The exercise:
Output the entries below exactly as written, omitting pictures.

Given entries:
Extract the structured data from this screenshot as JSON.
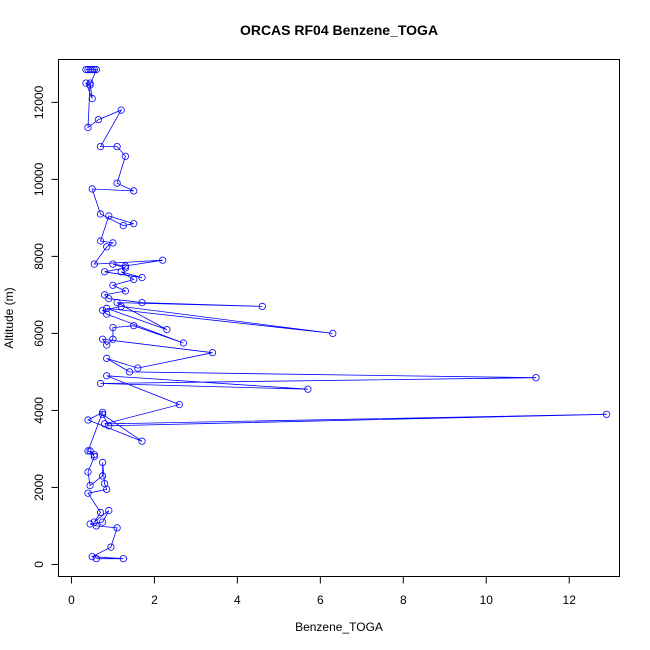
{
  "chart_data": {
    "type": "scatter",
    "title": "ORCAS RF04 Benzene_TOGA",
    "xlabel": "Benzene_TOGA",
    "ylabel": "Altitude (m)",
    "xlim": [
      -0.3,
      13.2
    ],
    "ylim": [
      -300,
      13100
    ],
    "x_ticks": [
      0,
      2,
      4,
      6,
      8,
      10,
      12
    ],
    "y_ticks": [
      0,
      2000,
      4000,
      6000,
      8000,
      10000,
      12000
    ],
    "grid": false,
    "line_color": "#0000ff",
    "marker": "open-circle",
    "series": [
      {
        "x": [
          0.35,
          0.4,
          0.45,
          0.5,
          0.55,
          0.6,
          0.45,
          0.35,
          0.5,
          0.45,
          0.4,
          0.65,
          1.2,
          0.7,
          1.1,
          1.3,
          1.1,
          1.5,
          0.5,
          0.7,
          1.25,
          1.5,
          0.9,
          0.7,
          1.0,
          0.85,
          0.55,
          2.2,
          1.3,
          1.0,
          1.3,
          0.8,
          1.7,
          1.2,
          1.5,
          1.0,
          1.3,
          0.8,
          0.9,
          1.7,
          4.6,
          1.1,
          2.3,
          0.85,
          6.3,
          1.2,
          0.75,
          0.85,
          2.7,
          1.5,
          1.0,
          1.0,
          0.85,
          0.75,
          3.4,
          1.6,
          0.85,
          1.4,
          11.2,
          0.7,
          5.7,
          0.85,
          2.6,
          0.8,
          12.9,
          0.9,
          0.75,
          1.7,
          0.4,
          0.75,
          0.4,
          0.55,
          0.45,
          0.55,
          0.4,
          0.45,
          0.75,
          0.75,
          0.8,
          0.85,
          0.4,
          0.7,
          0.55,
          0.9,
          0.75,
          0.45,
          0.6,
          1.1,
          0.95,
          0.5,
          1.25,
          0.6
        ],
        "y": [
          12850,
          12850,
          12850,
          12850,
          12850,
          12850,
          12450,
          12500,
          12100,
          12500,
          11350,
          11550,
          11800,
          10850,
          10850,
          10600,
          9900,
          9700,
          9750,
          9100,
          8800,
          8850,
          9050,
          8400,
          8350,
          8250,
          7800,
          7900,
          7750,
          7800,
          7700,
          7600,
          7450,
          7600,
          7400,
          7250,
          7100,
          7000,
          6900,
          6800,
          6700,
          6800,
          6100,
          6650,
          6000,
          6700,
          6600,
          6500,
          5750,
          6200,
          6150,
          5850,
          5700,
          5850,
          5500,
          5100,
          5350,
          5000,
          4850,
          4700,
          4550,
          4900,
          4150,
          3650,
          3900,
          3600,
          3900,
          3200,
          3750,
          3950,
          2950,
          2850,
          2950,
          2800,
          2400,
          2050,
          2300,
          2650,
          2100,
          1950,
          1850,
          1350,
          1100,
          1400,
          1100,
          1050,
          1000,
          950,
          450,
          200,
          150,
          150
        ]
      }
    ]
  }
}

Exercise result:
Extract the structured data from this screenshot as JSON.
{
  "chart_data": {
    "type": "scatter",
    "title": "ORCAS RF04 Benzene_TOGA",
    "xlabel": "Benzene_TOGA",
    "ylabel": "Altitude (m)",
    "xlim": [
      -0.3,
      13.2
    ],
    "ylim": [
      -300,
      13100
    ],
    "x_ticks": [
      0,
      2,
      4,
      6,
      8,
      10,
      12
    ],
    "y_ticks": [
      0,
      2000,
      4000,
      6000,
      8000,
      10000,
      12000
    ],
    "grid": false,
    "line_color": "#0000ff",
    "marker": "open-circle",
    "series": [
      {
        "x": [
          0.35,
          0.4,
          0.45,
          0.5,
          0.55,
          0.6,
          0.45,
          0.35,
          0.5,
          0.45,
          0.4,
          0.65,
          1.2,
          0.7,
          1.1,
          1.3,
          1.1,
          1.5,
          0.5,
          0.7,
          1.25,
          1.5,
          0.9,
          0.7,
          1.0,
          0.85,
          0.55,
          2.2,
          1.3,
          1.0,
          1.3,
          0.8,
          1.7,
          1.2,
          1.5,
          1.0,
          1.3,
          0.8,
          0.9,
          1.7,
          4.6,
          1.1,
          2.3,
          0.85,
          6.3,
          1.2,
          0.75,
          0.85,
          2.7,
          1.5,
          1.0,
          1.0,
          0.85,
          0.75,
          3.4,
          1.6,
          0.85,
          1.4,
          11.2,
          0.7,
          5.7,
          0.85,
          2.6,
          0.8,
          12.9,
          0.9,
          0.75,
          1.7,
          0.4,
          0.75,
          0.4,
          0.55,
          0.45,
          0.55,
          0.4,
          0.45,
          0.75,
          0.75,
          0.8,
          0.85,
          0.4,
          0.7,
          0.55,
          0.9,
          0.75,
          0.45,
          0.6,
          1.1,
          0.95,
          0.5,
          1.25,
          0.6
        ],
        "y": [
          12850,
          12850,
          12850,
          12850,
          12850,
          12850,
          12450,
          12500,
          12100,
          12500,
          11350,
          11550,
          11800,
          10850,
          10850,
          10600,
          9900,
          9700,
          9750,
          9100,
          8800,
          8850,
          9050,
          8400,
          8350,
          8250,
          7800,
          7900,
          7750,
          7800,
          7700,
          7600,
          7450,
          7600,
          7400,
          7250,
          7100,
          7000,
          6900,
          6800,
          6700,
          6800,
          6100,
          6650,
          6000,
          6700,
          6600,
          6500,
          5750,
          6200,
          6150,
          5850,
          5700,
          5850,
          5500,
          5100,
          5350,
          5000,
          4850,
          4700,
          4550,
          4900,
          4150,
          3650,
          3900,
          3600,
          3900,
          3200,
          3750,
          3950,
          2950,
          2850,
          2950,
          2800,
          2400,
          2050,
          2300,
          2650,
          2100,
          1950,
          1850,
          1350,
          1100,
          1400,
          1100,
          1050,
          1000,
          950,
          450,
          200,
          150,
          150
        ]
      }
    ]
  }
}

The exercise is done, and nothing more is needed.